Task directions: Pick up the passage on the gift of exhortation below after its final sentence and keep writing it.

Text excerpt:
This gift is greatly misunderstood.  Most Christians view exhortation as a rousing time of preaching done by a pastor, or a minister.  The Greek word for “exhorting” however means much more than merely stirring up a passionate and anointed speech.


·        Ro. 12:8 - “he who exhorts, in his exhortation” - The Greek word for “exhort” is parakaleo and it means, “to call near,” i.e. invite, invoke (by imploration, hortation or consolation).  This can be an entreating to come near to God, but it can also be a gift of being persuasive (not manipulative).  In other words, it is a gift given by God to an individual to invoke others.  It is an inner ability to invite others to be a part of something in which God’s purposes in the church can best be served.


There are examples where Paul, Peter, and the other apostles exhorted the disciples and the church.  But we must see that this gift operates in many other members of Jesus’ body in a vital manner (vital to the life and purposes of God).


1 Acts 9:38  And since Lydda was near Joppa, the disciples, having heard that Peter was there, sent two men to him, entreating (parakaleo) him, “Do not delay to come to us.”  (NAS)


In Acts 9:38 two men, whose names are not mentioned, entreated (parakaleo) Peter to come to Joppa to pray for Tabitha (aka Dorcas) who had died.  Tabitha was a woman who had been abounding with deeds of kindness and charity, which she continually did.  She was well known in the community, and her death was greatly mourned by the many.


Now this precious sister had been taken away in an untimely death.  Tabitha’s love and example of kindness to others would cease, unless God raised her from the dead.  Peter, being one of the apostles, was gifted in the miraculous, and had the authority from God to raise Tabitha from the dead.  But unless these two un-named men had been gifted in parakaleo (entreating; calling near), Peter most likely would not have gone with them!!  What an important gift these two men had!  And yet, their names are not even mentioned.


As a result of this event, the faith of the church was increased, and Tabitha was able to continue using her service and gifts to bless the needy in the church.  Even more profound, was the effect that Tabitha’s resurrection had on the lives of the unsaved:


1 Acts 9:42  And it became known all over Joppa, and many believed in the Lord.  (NAS)


Can you imagine?  An entire city (Joppa) was impacted by this event.  And it all began because two humble servants of Christ were willing to exercise their gift of being able to entreat, or call near Peter to accompany them to Joppa!  How often-similar things must happen in the church today, and yet all the acclaim is given to the one who raises the dead, or lays hands on the sick.  We must see that every gift is needed, especially those less noticeable.


1 Eph 6:21-22  But that you also may know about my circumstances, how I am doing, Tychicus, the beloved brother and faithful minister in the Lord, will make everything known to you.  And I have sent him to you for this very purpose, so that you may know about us, and that he may comfort (parakaleo) your hearts.  (NAS)


Parakaleo is a gift that also conveys the idea of comforting, and consoling.  When Paul was imprisoned for the gospel, this put the church into a great conflict.  Therefore, Paul sent Tychicus, a beloved brother who was especially gifted at comforting others, to make known to the church at Ephesus how he was doing.  This may not seem significant, but it made the difference between the church losing hope, or being encouraged to spread the gospel even more.

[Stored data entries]
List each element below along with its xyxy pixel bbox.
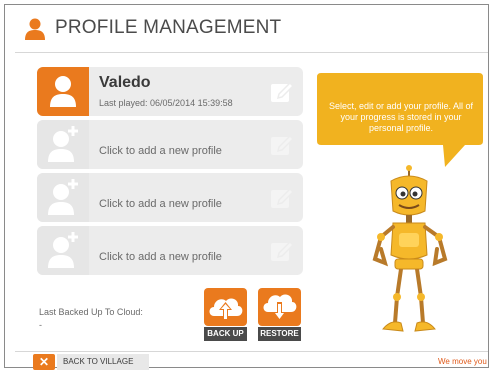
hint-text: Select, edit or add your profile. All of… bbox=[328, 101, 474, 133]
avatar bbox=[37, 67, 89, 116]
backup-status-label: Last Backed Up To Cloud: bbox=[39, 307, 143, 317]
profile-name: Valedo bbox=[99, 74, 151, 91]
add-user-icon bbox=[48, 126, 78, 162]
person-icon bbox=[25, 18, 45, 45]
close-icon: ✕ bbox=[33, 354, 55, 370]
avatar bbox=[37, 120, 89, 169]
backup-button[interactable]: BACK UP bbox=[204, 288, 247, 343]
add-profile-label: Click to add a new profile bbox=[99, 251, 222, 263]
edit-icon bbox=[269, 184, 295, 215]
backup-label: BACK UP bbox=[204, 327, 247, 341]
tagline: We move you bbox=[438, 357, 487, 366]
speech-bubble: Select, edit or add your profile. All of… bbox=[317, 73, 483, 167]
user-icon bbox=[50, 76, 76, 107]
page-title: PROFILE MANAGEMENT bbox=[55, 17, 282, 38]
restore-label: RESTORE bbox=[258, 327, 301, 341]
divider bbox=[15, 52, 488, 53]
profile-slot-1[interactable]: Valedo Last played: 06/05/2014 15:39:58 bbox=[37, 67, 303, 116]
last-played: Last played: 06/05/2014 15:39:58 bbox=[99, 98, 233, 108]
edit-icon bbox=[269, 237, 295, 268]
app-window: PROFILE MANAGEMENT Valedo Last played: 0… bbox=[4, 4, 489, 370]
avatar bbox=[37, 173, 89, 222]
header: PROFILE MANAGEMENT bbox=[5, 5, 488, 52]
edit-icon bbox=[269, 131, 295, 162]
add-user-icon bbox=[48, 232, 78, 268]
back-label: BACK TO VILLAGE bbox=[57, 354, 149, 370]
backup-status-value: - bbox=[39, 320, 42, 330]
edit-icon[interactable] bbox=[269, 78, 295, 109]
add-profile-label: Click to add a new profile bbox=[99, 145, 222, 157]
profile-slot-2[interactable]: Click to add a new profile bbox=[37, 120, 303, 169]
profile-list: Valedo Last played: 06/05/2014 15:39:58 … bbox=[37, 67, 303, 279]
cloud-download-icon bbox=[263, 294, 297, 321]
robot-mascot bbox=[361, 163, 481, 348]
profile-slot-4[interactable]: Click to add a new profile bbox=[37, 226, 303, 275]
cloud-upload-icon bbox=[209, 298, 243, 320]
add-user-icon bbox=[48, 179, 78, 215]
divider bbox=[15, 351, 488, 352]
avatar bbox=[37, 226, 89, 275]
add-profile-label: Click to add a new profile bbox=[99, 198, 222, 210]
profile-slot-3[interactable]: Click to add a new profile bbox=[37, 173, 303, 222]
restore-button[interactable]: RESTORE bbox=[258, 288, 301, 343]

Output:
Have you ever known a Christian brother or sister who always had a way of finding something positive in negative situations?  If you tell them, “I have lost everything financially,” they will respond with great empathy and love, but encourage you by saying something like, “But you still have your health, and God will supply your needs one day at a time.”  This is one way in which the gift of parakaleo, a little known but greatly needed gift operates.


There are numerous places the Bible mentions parakaleo, but to summarize, there is a command for every believer to seek excellence in using this gift:


1 Heb 3:12-14  Take care, brethren, lest there should be in any one of you an evil, unbelieving heart, in falling away from the living God.  But encourage (parakaleo) one another day after day, as long as it is {still} called “Today,” lest any one of you be hardened by the deceitfulness of sin.  For we have become partakers of Christ, if we hold fast the beginning of our assurance firm until the end.  (NAS)


The gift of encouraging, consoling, exhorting, entreating, and so on, is all seen in the most important of gifts...parakaleo (calling near).  The verses in Heb 3:12-14 tell us that we keep our brothers and sisters in Jesus from falling into sin and deception by using parakaleo daily!  Can there be any more important gift than this?  Think of how someone’s timely encouragement was a gift from heaven to keep you from giving up, from falling into despair, from backsliding!  Wouldn’t you say this is one of the most important gifts?


The gift of ‘giving’


In today’s Christian church, there is an abuse by ministers who demand that people give money.  You cannot attend a church service, or any kind of church meeting without some kind of plea for money.  Some call it “tithing” and others call it an “offering.”  This kind of giving is not God-gifted giving.  It is giving out of duty, or coercion, or in ignorance of what it means to give God’s way.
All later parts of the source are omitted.